### GIVEN REQUEST
In the copy, keep every record exact and leave out all images.

##### RECORDS FOR PROCESSING

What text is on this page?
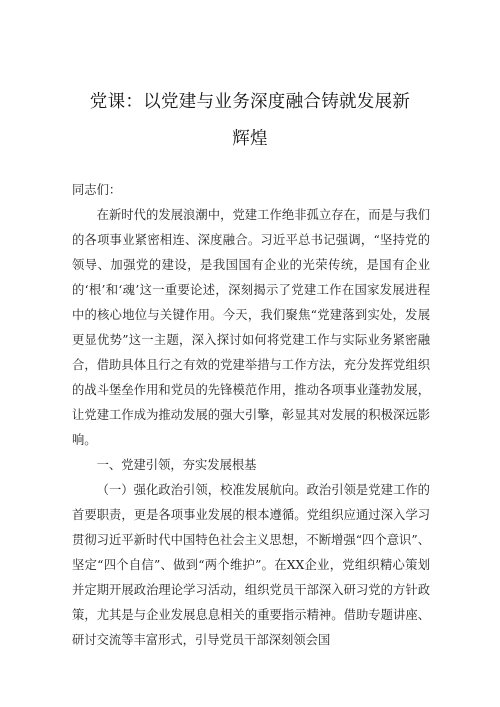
党课：以党建与业务深度融合铸就发展新
辉煌

同志们：

在新时代的发展浪潮中，党建工作绝非孤立存在，而是与我们的各项事业紧密相连、深度融合。习近平总书记强调，“坚持党的领导、加强党的建设，是我国国有企业的光荣传统，是国有企业的‘根’和‘魂’这一重要论述，深刻揭示了党建工作在国家发展进程中的核心地位与关键作用。今天，我们聚焦“党建落到实处，发展更显优势”这一主题，深入探讨如何将党建工作与实际业务紧密融合，借助具体且行之有效的党建举措与工作方法，充分发挥党组织的战斗堡垒作用和党员的先锋模范作用，推动各项事业蓬勃发展，让党建工作成为推动发展的强大引擎，彰显其对发展的积极深远影响。

一、党建引领，夯实发展根基

（一）强化政治引领，校准发展航向。政治引领是党建工作的首要职责，更是各项事业发展的根本遵循。党组织应通过深入学习贯彻习近平新时代中国特色社会主义思想，不断增强“四个意识”、坚定“四个自信”、做到“两个维护”。在XX企业，党组织精心策划并定期开展政治理论学习活动，组织党员干部深入研习党的方针政策，尤其是与企业发展息息相关的重要指示精神。借助专题讲座、研讨交流等丰富形式，引导党员干部深刻领会国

##########

### SOLUTION FOR THIS EXERCISE
What text is on this page?
党课：以党建与业务深度融合铸就发展新
辉煌

同志们：

在新时代的发展浪潮中，党建工作绝非孤立存在，而是与我们的各项事业紧密相连、深度融合。习近平总书记强调，“坚持党的领导、加强党的建设，是我国国有企业的光荣传统，是国有企业的‘根’和‘魂’这一重要论述，深刻揭示了党建工作在国家发展进程中的核心地位与关键作用。今天，我们聚焦“党建落到实处，发展更显优势”这一主题，深入探讨如何将党建工作与实际业务紧密融合，借助具体且行之有效的党建举措与工作方法，充分发挥党组织的战斗堡垒作用和党员的先锋模范作用，推动各项事业蓬勃发展，让党建工作成为推动发展的强大引擎，彰显其对发展的积极深远影响。

一、党建引领，夯实发展根基

（一）强化政治引领，校准发展航向。政治引领是党建工作的首要职责，更是各项事业发展的根本遵循。党组织应通过深入学习贯彻习近平新时代中国特色社会主义思想，不断增强“四个意识”、坚定“四个自信”、做到“两个维护”。在XX企业，党组织精心策划并定期开展政治理论学习活动，组织党员干部深入研习党的方针政策，尤其是与企业发展息息相关的重要指示精神。借助专题讲座、研讨交流等丰富形式，引导党员干部深刻领会国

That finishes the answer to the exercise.